**EXERCISE BRIEF:** Write out the listing below again, precisely as it is given.

───── EXERCISE INPUTS

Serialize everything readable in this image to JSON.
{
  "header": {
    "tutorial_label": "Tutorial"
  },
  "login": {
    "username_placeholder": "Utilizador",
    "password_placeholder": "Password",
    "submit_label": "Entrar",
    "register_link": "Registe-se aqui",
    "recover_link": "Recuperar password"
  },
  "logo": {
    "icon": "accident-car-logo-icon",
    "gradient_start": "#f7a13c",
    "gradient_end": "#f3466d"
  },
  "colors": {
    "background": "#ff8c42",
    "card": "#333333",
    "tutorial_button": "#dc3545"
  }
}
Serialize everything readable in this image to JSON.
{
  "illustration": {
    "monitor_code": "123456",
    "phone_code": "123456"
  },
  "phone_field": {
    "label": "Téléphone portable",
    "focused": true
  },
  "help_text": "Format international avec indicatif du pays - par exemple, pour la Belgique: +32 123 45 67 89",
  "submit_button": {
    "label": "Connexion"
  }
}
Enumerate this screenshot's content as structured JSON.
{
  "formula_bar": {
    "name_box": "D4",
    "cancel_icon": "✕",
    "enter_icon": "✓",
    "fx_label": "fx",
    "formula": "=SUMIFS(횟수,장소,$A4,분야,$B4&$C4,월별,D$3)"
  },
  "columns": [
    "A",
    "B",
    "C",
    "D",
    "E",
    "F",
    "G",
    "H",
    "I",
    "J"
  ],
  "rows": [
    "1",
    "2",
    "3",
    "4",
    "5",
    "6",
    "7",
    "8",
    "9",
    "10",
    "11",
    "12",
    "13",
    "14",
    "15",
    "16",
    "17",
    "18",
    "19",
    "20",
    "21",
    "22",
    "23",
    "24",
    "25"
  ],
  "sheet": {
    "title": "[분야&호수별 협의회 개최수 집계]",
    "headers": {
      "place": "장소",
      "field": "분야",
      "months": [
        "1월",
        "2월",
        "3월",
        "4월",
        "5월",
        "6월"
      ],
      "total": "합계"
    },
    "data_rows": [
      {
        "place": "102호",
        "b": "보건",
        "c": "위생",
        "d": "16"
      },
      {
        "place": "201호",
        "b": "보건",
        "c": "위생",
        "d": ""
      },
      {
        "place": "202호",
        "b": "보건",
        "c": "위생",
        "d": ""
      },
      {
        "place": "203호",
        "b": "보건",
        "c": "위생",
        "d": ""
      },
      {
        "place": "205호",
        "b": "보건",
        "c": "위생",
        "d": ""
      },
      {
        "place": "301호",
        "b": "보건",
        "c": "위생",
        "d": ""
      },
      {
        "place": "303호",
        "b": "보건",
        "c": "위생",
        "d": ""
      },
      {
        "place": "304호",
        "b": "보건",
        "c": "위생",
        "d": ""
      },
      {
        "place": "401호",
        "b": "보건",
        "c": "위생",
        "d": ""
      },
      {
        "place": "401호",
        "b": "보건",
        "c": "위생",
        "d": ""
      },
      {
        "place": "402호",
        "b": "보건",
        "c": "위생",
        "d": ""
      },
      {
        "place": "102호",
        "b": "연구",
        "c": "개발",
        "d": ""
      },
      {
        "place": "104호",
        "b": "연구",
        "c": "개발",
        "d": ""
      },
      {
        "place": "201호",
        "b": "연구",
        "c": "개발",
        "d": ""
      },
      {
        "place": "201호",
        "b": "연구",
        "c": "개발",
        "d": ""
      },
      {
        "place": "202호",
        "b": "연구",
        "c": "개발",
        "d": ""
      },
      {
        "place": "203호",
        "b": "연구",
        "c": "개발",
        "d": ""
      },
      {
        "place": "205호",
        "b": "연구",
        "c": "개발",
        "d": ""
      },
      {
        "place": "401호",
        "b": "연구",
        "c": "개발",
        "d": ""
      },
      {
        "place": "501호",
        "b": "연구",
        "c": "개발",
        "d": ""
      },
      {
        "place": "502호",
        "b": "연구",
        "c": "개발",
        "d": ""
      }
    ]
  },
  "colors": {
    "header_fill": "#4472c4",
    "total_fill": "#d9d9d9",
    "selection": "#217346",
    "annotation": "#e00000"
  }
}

──────────

**ANSWER FOR THIS EXERCISE:**
Serialize everything readable in this image to JSON.
{
  "header": {
    "tutorial_label": "Tutorial"
  },
  "login": {
    "username_placeholder": "Utilizador",
    "password_placeholder": "Password",
    "submit_label": "Entrar",
    "register_link": "Registe-se aqui",
    "recover_link": "Recuperar password"
  },
  "logo": {
    "icon": "accident-car-logo-icon",
    "gradient_start": "#f7a13c",
    "gradient_end": "#f3466d"
  },
  "colors": {
    "background": "#ff8c42",
    "card": "#333333",
    "tutorial_button": "#dc3545"
  }
}
Serialize everything readable in this image to JSON.
{
  "illustration": {
    "monitor_code": "123456",
    "phone_code": "123456"
  },
  "phone_field": {
    "label": "Téléphone portable",
    "focused": true
  },
  "help_text": "Format international avec indicatif du pays - par exemple, pour la Belgique: +32 123 45 67 89",
  "submit_button": {
    "label": "Connexion"
  }
}
Enumerate this screenshot's content as structured JSON.
{
  "formula_bar": {
    "name_box": "D4",
    "cancel_icon": "✕",
    "enter_icon": "✓",
    "fx_label": "fx",
    "formula": "=SUMIFS(횟수,장소,$A4,분야,$B4&$C4,월별,D$3)"
  },
  "columns": [
    "A",
    "B",
    "C",
    "D",
    "E",
    "F",
    "G",
    "H",
    "I",
    "J"
  ],
  "rows": [
    "1",
    "2",
    "3",
    "4",
    "5",
    "6",
    "7",
    "8",
    "9",
    "10",
    "11",
    "12",
    "13",
    "14",
    "15",
    "16",
    "17",
    "18",
    "19",
    "20",
    "21",
    "22",
    "23",
    "24",
    "25"
  ],
  "sheet": {
    "title": "[분야&호수별 협의회 개최수 집계]",
    "headers": {
      "place": "장소",
      "field": "분야",
      "months": [
        "1월",
        "2월",
        "3월",
        "4월",
        "5월",
        "6월"
      ],
      "total": "합계"
    },
    "data_rows": [
      {
        "place": "102호",
        "b": "보건",
        "c": "위생",
        "d": "16"
      },
      {
        "place": "201호",
        "b": "보건",
        "c": "위생",
        "d": ""
      },
      {
        "place": "202호",
        "b": "보건",
        "c": "위생",
        "d": ""
      },
      {
        "place": "203호",
        "b": "보건",
        "c": "위생",
        "d": ""
      },
      {
        "place": "205호",
        "b": "보건",
        "c": "위생",
        "d": ""
      },
      {
        "place": "301호",
        "b": "보건",
        "c": "위생",
        "d": ""
      },
      {
        "place": "303호",
        "b": "보건",
        "c": "위생",
        "d": ""
      },
      {
        "place": "304호",
        "b": "보건",
        "c": "위생",
        "d": ""
      },
      {
        "place": "401호",
        "b": "보건",
        "c": "위생",
        "d": ""
      },
      {
        "place": "401호",
        "b": "보건",
        "c": "위생",
        "d": ""
      },
      {
        "place": "402호",
        "b": "보건",
        "c": "위생",
        "d": ""
      },
      {
        "place": "102호",
        "b": "연구",
        "c": "개발",
        "d": ""
      },
      {
        "place": "104호",
        "b": "연구",
        "c": "개발",
        "d": ""
      },
      {
        "place": "201호",
        "b": "연구",
        "c": "개발",
        "d": ""
      },
      {
        "place": "201호",
        "b": "연구",
        "c": "개발",
        "d": ""
      },
      {
        "place": "202호",
        "b": "연구",
        "c": "개발",
        "d": ""
      },
      {
        "place": "203호",
        "b": "연구",
        "c": "개발",
        "d": ""
      },
      {
        "place": "205호",
        "b": "연구",
        "c": "개발",
        "d": ""
      },
      {
        "place": "401호",
        "b": "연구",
        "c": "개발",
        "d": ""
      },
      {
        "place": "501호",
        "b": "연구",
        "c": "개발",
        "d": ""
      },
      {
        "place": "502호",
        "b": "연구",
        "c": "개발",
        "d": ""
      }
    ]
  },
  "colors": {
    "header_fill": "#4472c4",
    "total_fill": "#d9d9d9",
    "selection": "#217346",
    "annotation": "#e00000"
  }
}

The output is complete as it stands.